▶ **Request**
State how many lines contain "women", and write nothing except that count.

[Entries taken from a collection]
============================================================

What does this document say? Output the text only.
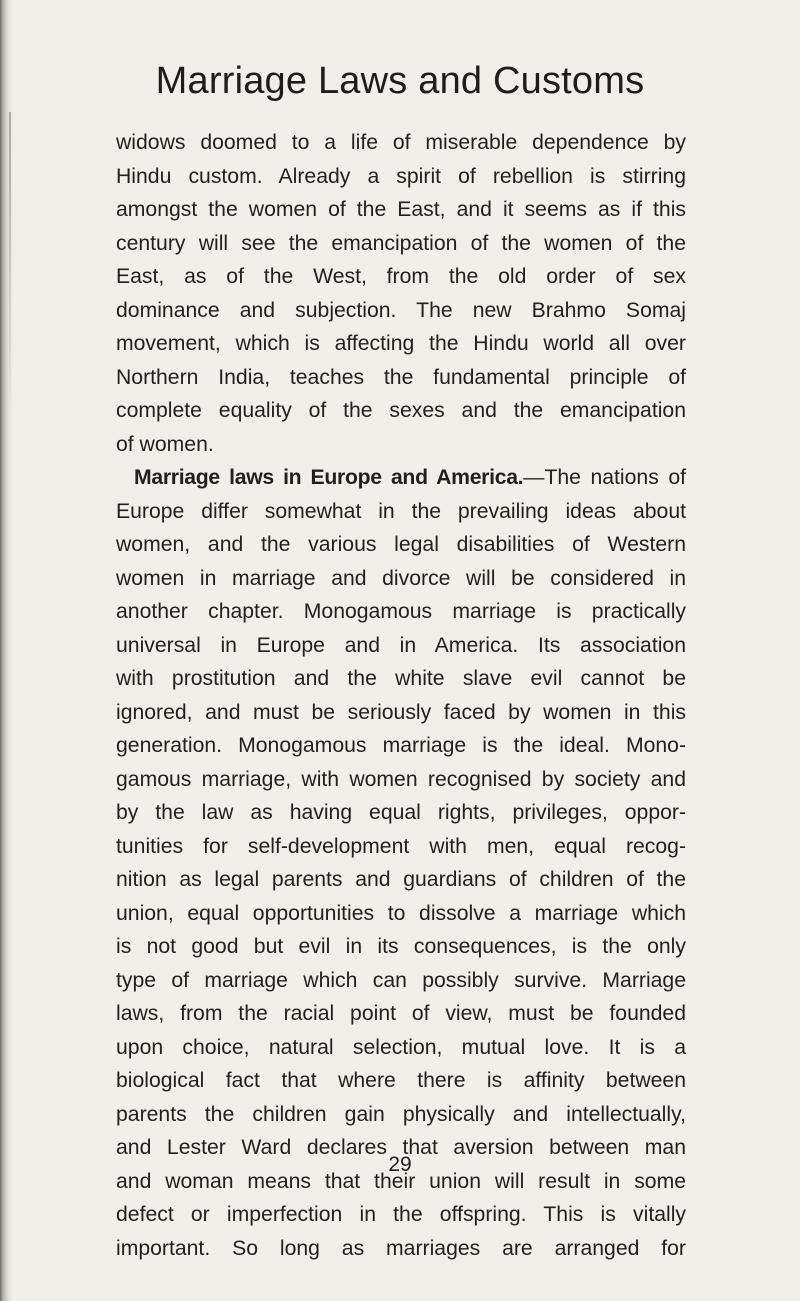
Marriage Laws and Customs
widows doomed to a life of miserable dependence by
Hindu custom. Already a spirit of rebellion is stirring
amongst the women of the East, and it seems as if this
century will see the emancipation of the women of the
East, as of the West, from the old order of sex
dominance and subjection. The new Brahmo Somaj
movement, which is affecting the Hindu world all over
Northern India, teaches the fundamental principle of
complete equality of the sexes and the emancipation
of women.
Marriage laws in Europe and America.—The nations of
Europe differ somewhat in the prevailing ideas about
women, and the various legal disabilities of Western
women in marriage and divorce will be considered in
another chapter. Monogamous marriage is practically
universal in Europe and in America. Its association
with prostitution and the white slave evil cannot be
ignored, and must be seriously faced by women in this
generation. Monogamous marriage is the ideal. Mono-
gamous marriage, with women recognised by society and
by the law as having equal rights, privileges, oppor-
tunities for self-development with men, equal recog-
nition as legal parents and guardians of children of the
union, equal opportunities to dissolve a marriage which
is not good but evil in its consequences, is the only
type of marriage which can possibly survive. Marriage
laws, from the racial point of view, must be founded
upon choice, natural selection, mutual love. It is a
biological fact that where there is affinity between
parents the children gain physically and intellectually,
and Lester Ward declares that aversion between man
and woman means that their union will result in some
defect or imperfection in the offspring. This is vitally
important. So long as marriages are arranged for
29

============================================================

▶ **Exercise output**
7